**Problem to work on**
From the material below, list every line containing "Islands".

**Given records**
= = = = =

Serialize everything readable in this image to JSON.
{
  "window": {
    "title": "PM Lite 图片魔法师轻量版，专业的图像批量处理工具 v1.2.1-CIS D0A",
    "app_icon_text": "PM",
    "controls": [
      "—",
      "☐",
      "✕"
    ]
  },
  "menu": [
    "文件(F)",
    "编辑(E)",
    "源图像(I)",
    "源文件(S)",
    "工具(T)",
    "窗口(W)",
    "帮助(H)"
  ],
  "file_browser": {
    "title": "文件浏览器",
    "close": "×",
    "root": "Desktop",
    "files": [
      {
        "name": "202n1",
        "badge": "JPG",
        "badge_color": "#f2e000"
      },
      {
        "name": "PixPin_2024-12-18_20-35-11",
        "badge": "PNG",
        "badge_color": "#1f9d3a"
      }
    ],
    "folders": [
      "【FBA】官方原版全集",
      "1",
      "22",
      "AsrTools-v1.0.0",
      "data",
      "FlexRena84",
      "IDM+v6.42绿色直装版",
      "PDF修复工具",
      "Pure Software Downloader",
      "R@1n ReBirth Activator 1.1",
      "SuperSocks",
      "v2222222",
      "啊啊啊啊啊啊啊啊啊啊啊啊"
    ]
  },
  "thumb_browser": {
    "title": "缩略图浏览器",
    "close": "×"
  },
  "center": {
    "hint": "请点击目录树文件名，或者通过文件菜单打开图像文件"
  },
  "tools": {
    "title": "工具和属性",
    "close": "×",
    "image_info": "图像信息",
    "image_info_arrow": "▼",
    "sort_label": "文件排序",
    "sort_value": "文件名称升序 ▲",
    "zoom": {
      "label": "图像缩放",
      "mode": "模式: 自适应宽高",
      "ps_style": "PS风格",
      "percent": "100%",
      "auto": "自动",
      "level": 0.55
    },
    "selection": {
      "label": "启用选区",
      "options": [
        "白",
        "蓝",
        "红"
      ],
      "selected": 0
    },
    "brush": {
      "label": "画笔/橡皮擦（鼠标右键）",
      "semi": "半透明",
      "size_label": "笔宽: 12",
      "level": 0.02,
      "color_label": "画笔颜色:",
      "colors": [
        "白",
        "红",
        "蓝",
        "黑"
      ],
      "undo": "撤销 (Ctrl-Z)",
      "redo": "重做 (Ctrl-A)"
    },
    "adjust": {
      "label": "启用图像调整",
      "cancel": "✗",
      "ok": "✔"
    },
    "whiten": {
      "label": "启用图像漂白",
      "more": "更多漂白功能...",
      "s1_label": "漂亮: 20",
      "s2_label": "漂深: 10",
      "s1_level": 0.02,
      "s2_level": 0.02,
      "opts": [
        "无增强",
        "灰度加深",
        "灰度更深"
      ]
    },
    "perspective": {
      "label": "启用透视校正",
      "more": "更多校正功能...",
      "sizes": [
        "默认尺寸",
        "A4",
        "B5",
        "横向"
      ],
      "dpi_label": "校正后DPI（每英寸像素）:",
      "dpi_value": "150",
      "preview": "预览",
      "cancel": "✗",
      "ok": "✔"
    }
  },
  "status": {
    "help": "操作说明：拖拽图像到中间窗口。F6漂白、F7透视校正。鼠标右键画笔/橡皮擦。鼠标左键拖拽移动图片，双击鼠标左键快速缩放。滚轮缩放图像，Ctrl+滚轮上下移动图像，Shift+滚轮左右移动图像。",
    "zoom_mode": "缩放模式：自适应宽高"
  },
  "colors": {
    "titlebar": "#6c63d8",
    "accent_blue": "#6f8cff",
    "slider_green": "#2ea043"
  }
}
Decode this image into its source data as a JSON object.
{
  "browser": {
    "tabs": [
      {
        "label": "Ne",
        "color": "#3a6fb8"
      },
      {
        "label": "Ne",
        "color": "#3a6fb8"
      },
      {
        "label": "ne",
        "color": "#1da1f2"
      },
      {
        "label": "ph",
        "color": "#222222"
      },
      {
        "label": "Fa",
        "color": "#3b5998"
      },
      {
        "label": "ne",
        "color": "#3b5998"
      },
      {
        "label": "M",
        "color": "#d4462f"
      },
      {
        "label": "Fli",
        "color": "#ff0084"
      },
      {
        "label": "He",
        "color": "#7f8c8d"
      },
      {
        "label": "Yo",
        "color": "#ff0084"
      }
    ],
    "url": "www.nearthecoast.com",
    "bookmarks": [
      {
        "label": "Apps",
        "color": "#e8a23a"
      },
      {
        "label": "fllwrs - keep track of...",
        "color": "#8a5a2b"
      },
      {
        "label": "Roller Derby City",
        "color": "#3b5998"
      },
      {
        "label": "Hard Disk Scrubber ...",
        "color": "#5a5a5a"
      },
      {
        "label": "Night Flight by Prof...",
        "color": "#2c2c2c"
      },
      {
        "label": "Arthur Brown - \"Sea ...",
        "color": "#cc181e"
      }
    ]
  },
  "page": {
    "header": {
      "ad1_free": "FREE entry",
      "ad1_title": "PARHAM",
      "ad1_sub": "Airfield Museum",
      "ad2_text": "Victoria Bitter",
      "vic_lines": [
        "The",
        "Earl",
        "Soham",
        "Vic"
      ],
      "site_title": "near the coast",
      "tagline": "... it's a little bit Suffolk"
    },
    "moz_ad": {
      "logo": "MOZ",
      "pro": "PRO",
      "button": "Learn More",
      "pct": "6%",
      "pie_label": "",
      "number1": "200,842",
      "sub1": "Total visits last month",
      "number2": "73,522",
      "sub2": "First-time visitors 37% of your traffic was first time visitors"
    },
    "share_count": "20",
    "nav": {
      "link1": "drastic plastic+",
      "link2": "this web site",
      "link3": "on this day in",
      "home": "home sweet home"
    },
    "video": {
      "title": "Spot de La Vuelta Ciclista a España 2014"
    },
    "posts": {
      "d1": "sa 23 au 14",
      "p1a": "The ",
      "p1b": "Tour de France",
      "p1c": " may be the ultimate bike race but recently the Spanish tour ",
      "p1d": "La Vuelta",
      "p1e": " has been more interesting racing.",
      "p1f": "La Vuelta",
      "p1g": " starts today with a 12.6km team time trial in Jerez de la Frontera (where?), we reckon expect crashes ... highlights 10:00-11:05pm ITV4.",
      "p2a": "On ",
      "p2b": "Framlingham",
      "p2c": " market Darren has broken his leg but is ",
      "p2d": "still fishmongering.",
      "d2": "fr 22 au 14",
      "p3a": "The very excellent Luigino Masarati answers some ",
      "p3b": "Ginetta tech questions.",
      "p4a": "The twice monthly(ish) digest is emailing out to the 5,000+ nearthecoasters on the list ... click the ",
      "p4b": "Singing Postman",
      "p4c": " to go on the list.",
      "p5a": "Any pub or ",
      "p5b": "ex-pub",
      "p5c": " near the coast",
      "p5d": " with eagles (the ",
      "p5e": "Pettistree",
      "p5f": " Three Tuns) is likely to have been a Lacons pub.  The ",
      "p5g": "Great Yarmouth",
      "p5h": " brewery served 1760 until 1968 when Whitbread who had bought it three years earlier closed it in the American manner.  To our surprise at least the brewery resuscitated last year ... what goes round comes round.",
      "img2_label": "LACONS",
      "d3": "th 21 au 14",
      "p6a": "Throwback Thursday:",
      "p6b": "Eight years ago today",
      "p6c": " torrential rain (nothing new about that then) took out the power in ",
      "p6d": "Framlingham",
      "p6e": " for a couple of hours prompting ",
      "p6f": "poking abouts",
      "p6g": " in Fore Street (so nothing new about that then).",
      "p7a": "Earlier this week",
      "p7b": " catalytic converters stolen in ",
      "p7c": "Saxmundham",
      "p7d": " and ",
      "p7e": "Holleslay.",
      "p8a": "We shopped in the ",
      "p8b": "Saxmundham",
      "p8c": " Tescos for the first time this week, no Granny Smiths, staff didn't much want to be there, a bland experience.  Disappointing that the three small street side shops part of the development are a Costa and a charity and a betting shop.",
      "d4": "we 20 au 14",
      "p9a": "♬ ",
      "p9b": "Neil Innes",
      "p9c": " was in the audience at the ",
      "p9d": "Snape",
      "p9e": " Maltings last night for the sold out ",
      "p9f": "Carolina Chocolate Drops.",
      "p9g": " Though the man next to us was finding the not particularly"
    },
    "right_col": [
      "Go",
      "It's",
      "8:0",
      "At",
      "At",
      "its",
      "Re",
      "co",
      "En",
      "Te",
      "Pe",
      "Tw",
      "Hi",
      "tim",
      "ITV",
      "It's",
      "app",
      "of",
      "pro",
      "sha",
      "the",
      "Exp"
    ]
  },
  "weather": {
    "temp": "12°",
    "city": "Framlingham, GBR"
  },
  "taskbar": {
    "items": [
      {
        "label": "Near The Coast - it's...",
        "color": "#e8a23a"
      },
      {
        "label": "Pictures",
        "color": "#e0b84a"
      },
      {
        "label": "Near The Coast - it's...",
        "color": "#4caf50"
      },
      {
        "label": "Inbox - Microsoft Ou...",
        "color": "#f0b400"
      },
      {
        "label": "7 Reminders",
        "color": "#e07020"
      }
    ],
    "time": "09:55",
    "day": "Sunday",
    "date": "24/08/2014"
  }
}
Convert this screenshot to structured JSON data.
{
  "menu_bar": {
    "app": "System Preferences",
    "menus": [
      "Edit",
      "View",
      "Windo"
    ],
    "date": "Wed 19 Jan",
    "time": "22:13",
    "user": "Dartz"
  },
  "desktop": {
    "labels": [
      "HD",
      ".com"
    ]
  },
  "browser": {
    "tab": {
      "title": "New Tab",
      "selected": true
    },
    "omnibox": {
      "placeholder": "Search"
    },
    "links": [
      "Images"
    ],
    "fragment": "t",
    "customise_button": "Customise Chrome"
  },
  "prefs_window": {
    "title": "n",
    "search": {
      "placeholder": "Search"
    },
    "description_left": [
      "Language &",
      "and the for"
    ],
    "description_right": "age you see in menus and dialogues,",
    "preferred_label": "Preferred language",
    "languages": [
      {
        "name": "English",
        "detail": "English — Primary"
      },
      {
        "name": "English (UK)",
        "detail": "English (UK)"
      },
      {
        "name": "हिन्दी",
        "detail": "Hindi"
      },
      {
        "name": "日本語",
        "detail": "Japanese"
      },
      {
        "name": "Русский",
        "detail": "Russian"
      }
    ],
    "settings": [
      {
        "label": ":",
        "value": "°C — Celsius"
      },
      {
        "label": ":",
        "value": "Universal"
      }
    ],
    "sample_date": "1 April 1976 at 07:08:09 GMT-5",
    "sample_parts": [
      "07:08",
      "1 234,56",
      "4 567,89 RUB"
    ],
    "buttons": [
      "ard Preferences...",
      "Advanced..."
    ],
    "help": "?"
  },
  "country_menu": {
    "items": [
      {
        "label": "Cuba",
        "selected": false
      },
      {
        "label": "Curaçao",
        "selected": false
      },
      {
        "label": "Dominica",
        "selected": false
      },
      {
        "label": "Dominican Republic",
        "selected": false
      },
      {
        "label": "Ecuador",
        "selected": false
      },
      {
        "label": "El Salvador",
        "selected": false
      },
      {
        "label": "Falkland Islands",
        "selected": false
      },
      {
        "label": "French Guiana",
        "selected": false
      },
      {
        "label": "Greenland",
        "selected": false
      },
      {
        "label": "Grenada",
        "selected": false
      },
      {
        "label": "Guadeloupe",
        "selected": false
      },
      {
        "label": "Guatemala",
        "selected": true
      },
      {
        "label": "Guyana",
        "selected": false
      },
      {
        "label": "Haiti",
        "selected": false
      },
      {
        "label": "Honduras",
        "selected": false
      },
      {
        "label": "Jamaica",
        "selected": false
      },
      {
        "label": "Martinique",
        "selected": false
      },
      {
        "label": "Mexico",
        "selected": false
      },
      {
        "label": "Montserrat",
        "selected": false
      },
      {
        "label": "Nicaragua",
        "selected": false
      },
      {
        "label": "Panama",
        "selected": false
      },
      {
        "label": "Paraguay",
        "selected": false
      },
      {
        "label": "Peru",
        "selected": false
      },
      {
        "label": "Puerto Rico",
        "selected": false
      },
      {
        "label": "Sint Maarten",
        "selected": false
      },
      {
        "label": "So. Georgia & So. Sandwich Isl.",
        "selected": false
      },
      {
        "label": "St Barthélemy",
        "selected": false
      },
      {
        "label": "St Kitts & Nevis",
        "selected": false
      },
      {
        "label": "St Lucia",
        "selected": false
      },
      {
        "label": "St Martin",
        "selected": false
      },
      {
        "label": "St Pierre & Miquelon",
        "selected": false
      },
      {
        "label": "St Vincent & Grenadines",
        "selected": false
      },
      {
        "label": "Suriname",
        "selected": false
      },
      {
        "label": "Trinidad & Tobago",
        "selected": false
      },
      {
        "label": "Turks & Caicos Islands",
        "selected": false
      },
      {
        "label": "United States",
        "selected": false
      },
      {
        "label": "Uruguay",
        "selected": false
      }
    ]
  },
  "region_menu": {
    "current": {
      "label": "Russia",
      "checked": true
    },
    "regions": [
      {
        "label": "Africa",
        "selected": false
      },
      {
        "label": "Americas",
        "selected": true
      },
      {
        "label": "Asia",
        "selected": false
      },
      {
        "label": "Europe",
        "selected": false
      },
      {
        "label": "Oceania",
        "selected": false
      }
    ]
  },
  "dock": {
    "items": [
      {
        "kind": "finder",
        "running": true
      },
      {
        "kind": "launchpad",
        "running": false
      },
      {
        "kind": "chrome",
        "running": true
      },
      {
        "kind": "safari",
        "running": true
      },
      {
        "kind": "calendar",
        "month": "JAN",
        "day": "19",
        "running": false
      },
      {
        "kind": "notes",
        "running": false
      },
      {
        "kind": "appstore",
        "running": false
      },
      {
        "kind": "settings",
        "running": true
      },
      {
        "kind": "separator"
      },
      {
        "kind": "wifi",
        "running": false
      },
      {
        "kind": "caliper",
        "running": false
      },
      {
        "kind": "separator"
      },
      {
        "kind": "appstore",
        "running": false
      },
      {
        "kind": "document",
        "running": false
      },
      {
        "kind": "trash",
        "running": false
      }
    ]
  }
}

= = = = =

**Written response**
        "label": "Falkland Islands",
        "label": "Turks & Caicos Islands",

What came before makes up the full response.